## Given request
Set out each line from the following listing that includes the word "FXCM".
------------------------------------------------------------------------
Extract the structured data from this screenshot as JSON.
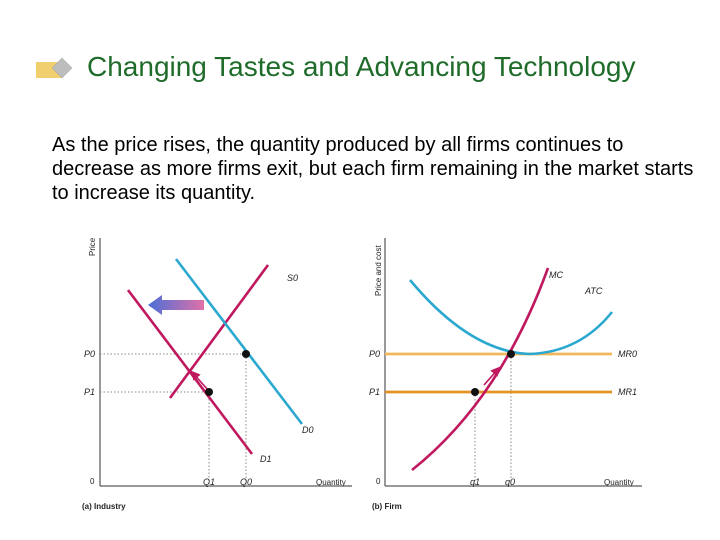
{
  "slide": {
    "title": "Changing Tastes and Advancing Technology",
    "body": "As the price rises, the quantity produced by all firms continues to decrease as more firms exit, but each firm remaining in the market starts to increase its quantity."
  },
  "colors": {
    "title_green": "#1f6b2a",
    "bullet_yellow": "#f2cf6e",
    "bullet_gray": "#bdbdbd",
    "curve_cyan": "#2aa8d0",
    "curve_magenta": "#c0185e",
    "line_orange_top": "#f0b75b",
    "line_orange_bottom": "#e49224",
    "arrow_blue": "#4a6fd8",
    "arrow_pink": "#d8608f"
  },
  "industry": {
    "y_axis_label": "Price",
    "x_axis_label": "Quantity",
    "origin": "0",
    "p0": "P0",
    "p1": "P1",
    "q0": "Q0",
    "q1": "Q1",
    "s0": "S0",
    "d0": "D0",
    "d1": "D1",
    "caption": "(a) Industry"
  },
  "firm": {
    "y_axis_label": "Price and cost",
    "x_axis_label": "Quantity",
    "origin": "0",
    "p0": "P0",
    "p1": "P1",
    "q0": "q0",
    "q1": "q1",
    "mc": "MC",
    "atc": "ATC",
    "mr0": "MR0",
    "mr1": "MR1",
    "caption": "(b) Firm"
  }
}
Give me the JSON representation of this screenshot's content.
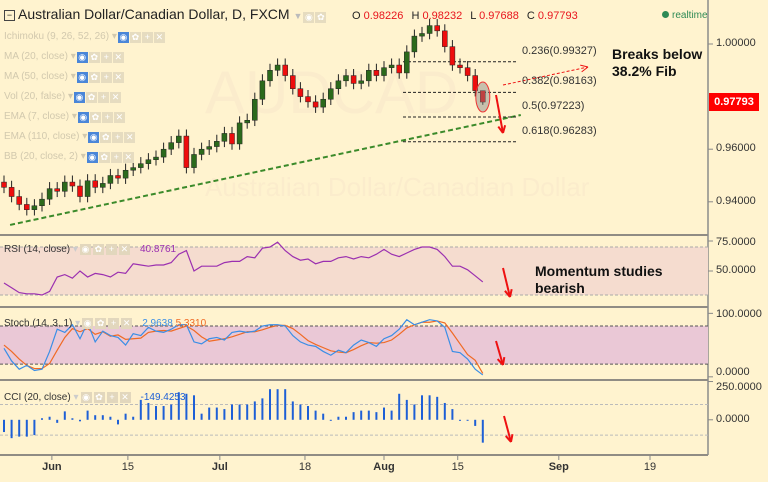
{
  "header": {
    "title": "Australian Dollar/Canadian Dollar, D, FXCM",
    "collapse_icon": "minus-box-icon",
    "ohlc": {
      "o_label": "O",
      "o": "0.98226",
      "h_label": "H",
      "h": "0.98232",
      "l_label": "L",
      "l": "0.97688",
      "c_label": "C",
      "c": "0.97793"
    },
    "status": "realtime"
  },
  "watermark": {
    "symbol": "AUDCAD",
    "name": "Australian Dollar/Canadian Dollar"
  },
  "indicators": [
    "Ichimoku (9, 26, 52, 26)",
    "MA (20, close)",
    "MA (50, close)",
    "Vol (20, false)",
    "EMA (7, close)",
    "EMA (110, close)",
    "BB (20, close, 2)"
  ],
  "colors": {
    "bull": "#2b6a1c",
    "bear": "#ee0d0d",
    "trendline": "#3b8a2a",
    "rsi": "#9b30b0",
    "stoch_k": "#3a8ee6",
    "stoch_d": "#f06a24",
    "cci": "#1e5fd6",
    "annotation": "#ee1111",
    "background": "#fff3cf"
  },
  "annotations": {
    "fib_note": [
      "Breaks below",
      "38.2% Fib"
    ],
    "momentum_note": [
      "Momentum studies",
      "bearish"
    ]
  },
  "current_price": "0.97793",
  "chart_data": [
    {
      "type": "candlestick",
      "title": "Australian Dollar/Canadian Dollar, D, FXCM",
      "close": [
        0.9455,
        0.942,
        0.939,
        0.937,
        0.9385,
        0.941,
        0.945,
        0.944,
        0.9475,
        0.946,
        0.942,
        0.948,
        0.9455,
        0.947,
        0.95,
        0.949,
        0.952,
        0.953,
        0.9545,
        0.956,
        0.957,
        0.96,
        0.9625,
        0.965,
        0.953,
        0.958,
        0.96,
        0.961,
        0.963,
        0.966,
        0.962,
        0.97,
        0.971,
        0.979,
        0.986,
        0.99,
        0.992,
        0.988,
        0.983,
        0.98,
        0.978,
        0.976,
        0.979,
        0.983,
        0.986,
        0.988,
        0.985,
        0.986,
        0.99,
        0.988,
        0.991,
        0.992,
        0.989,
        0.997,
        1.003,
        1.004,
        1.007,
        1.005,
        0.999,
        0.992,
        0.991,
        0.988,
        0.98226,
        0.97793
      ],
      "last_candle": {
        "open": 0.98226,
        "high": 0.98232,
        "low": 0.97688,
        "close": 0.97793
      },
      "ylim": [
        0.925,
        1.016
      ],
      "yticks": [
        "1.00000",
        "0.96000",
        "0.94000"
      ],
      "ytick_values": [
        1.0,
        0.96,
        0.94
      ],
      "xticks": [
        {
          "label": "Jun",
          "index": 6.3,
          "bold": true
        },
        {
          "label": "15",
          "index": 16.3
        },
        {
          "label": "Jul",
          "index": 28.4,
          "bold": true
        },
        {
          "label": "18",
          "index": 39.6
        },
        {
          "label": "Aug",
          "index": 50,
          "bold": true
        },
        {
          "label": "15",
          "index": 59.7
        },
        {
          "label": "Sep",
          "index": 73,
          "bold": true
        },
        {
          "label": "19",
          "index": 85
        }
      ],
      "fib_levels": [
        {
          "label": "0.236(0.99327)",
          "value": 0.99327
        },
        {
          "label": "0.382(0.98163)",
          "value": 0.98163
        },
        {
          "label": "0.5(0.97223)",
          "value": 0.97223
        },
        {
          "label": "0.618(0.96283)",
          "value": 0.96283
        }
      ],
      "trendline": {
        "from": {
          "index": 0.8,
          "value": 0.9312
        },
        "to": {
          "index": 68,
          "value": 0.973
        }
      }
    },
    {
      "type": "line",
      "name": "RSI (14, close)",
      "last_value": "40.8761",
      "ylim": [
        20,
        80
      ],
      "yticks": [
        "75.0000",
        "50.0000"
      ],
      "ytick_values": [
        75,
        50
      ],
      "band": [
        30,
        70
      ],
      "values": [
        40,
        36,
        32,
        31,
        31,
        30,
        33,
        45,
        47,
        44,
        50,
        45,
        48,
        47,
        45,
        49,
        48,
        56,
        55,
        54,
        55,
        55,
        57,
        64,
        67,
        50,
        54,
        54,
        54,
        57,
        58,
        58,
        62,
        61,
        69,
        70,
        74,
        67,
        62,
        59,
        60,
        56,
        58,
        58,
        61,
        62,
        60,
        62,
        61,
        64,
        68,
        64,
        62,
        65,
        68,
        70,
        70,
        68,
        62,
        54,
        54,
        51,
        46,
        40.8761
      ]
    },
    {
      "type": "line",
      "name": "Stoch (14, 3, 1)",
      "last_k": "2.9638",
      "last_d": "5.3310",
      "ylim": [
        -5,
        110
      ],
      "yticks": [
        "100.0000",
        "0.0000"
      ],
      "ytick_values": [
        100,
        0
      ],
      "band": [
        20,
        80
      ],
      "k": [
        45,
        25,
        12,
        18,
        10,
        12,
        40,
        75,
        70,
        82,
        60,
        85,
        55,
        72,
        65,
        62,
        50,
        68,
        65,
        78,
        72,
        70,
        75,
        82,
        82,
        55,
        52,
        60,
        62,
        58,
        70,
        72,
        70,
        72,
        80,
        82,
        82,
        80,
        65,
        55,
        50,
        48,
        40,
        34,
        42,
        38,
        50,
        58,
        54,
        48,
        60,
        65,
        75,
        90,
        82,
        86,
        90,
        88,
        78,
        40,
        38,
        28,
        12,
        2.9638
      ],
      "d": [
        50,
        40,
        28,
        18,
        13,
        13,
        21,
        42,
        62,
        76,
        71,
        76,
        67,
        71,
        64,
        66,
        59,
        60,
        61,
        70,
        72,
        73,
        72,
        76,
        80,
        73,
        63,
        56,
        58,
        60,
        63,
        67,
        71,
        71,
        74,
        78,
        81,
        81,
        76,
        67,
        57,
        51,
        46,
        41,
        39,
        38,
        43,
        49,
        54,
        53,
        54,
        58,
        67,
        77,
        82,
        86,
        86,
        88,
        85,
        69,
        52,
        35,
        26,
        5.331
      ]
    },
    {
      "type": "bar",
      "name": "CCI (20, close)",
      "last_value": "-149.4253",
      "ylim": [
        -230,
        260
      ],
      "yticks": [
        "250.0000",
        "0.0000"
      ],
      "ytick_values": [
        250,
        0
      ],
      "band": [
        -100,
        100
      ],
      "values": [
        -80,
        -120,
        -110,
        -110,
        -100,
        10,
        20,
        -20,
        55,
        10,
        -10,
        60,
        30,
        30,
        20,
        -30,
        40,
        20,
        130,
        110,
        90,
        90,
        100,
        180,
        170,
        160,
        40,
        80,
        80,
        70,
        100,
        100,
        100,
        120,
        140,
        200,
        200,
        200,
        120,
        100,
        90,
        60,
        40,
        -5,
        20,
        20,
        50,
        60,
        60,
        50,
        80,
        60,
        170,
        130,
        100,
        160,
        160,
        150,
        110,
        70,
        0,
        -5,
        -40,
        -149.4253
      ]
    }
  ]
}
------------------------------------------------------------------------
## Correct output
    "title": "Australian Dollar/Canadian Dollar, D, FXCM",
      "title": "Australian Dollar/Canadian Dollar, D, FXCM",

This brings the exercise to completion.